Produce an exact copy of the lines from the line containing "What does this" through the last line of the listing below, both ends included, and nothing else.

▶ [MATERIAL TO PROCESS]
^^^^^^^^

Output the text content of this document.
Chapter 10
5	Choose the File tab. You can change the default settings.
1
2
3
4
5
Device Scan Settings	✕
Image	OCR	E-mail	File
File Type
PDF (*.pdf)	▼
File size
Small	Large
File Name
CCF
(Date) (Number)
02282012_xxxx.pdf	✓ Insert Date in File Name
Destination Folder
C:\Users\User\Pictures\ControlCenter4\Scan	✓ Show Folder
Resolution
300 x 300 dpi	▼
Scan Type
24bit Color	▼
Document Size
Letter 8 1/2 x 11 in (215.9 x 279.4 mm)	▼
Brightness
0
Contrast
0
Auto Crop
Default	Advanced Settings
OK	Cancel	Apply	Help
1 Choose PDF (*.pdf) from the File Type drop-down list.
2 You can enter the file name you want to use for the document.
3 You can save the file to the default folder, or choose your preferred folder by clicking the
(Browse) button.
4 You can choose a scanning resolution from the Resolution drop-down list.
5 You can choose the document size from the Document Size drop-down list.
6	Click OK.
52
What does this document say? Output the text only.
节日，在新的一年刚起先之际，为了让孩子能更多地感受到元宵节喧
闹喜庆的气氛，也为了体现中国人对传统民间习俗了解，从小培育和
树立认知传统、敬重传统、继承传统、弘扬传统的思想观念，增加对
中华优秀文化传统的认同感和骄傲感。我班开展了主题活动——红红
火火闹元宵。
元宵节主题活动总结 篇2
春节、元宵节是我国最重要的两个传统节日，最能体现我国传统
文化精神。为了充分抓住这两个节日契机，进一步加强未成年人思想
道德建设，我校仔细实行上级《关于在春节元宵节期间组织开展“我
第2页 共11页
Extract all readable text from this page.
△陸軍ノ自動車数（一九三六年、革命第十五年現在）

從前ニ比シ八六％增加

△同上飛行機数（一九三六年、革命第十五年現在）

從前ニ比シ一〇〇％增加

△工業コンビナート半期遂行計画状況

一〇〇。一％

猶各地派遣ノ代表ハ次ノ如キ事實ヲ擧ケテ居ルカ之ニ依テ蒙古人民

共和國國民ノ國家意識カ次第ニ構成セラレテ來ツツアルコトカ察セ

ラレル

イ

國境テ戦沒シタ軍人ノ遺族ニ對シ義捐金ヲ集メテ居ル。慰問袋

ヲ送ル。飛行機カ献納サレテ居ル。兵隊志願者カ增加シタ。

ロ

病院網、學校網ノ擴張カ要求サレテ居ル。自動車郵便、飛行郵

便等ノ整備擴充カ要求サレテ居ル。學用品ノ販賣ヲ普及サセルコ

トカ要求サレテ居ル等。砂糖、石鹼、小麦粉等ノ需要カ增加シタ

^^^^^^^^

▶ [WRITTEN RESPONSE]
What does this document say? Output the text only.
节日，在新的一年刚起先之际，为了让孩子能更多地感受到元宵节喧
闹喜庆的气氛，也为了体现中国人对传统民间习俗了解，从小培育和
树立认知传统、敬重传统、继承传统、弘扬传统的思想观念，增加对
中华优秀文化传统的认同感和骄傲感。我班开展了主题活动——红红
火火闹元宵。
元宵节主题活动总结 篇2
春节、元宵节是我国最重要的两个传统节日，最能体现我国传统
文化精神。为了充分抓住这两个节日契机，进一步加强未成年人思想
道德建设，我校仔细实行上级《关于在春节元宵节期间组织开展“我
第2页 共11页
Extract all readable text from this page.
△陸軍ノ自動車数（一九三六年、革命第十五年現在）

從前ニ比シ八六％增加

△同上飛行機数（一九三六年、革命第十五年現在）

從前ニ比シ一〇〇％增加

△工業コンビナート半期遂行計画状況

一〇〇。一％

猶各地派遣ノ代表ハ次ノ如キ事實ヲ擧ケテ居ルカ之ニ依テ蒙古人民

共和國國民ノ國家意識カ次第ニ構成セラレテ來ツツアルコトカ察セ

ラレル

イ

國境テ戦沒シタ軍人ノ遺族ニ對シ義捐金ヲ集メテ居ル。慰問袋

ヲ送ル。飛行機カ献納サレテ居ル。兵隊志願者カ增加シタ。

ロ

病院網、學校網ノ擴張カ要求サレテ居ル。自動車郵便、飛行郵

便等ノ整備擴充カ要求サレテ居ル。學用品ノ販賣ヲ普及サセルコ

トカ要求サレテ居ル等。砂糖、石鹼、小麦粉等ノ需要カ增加シタ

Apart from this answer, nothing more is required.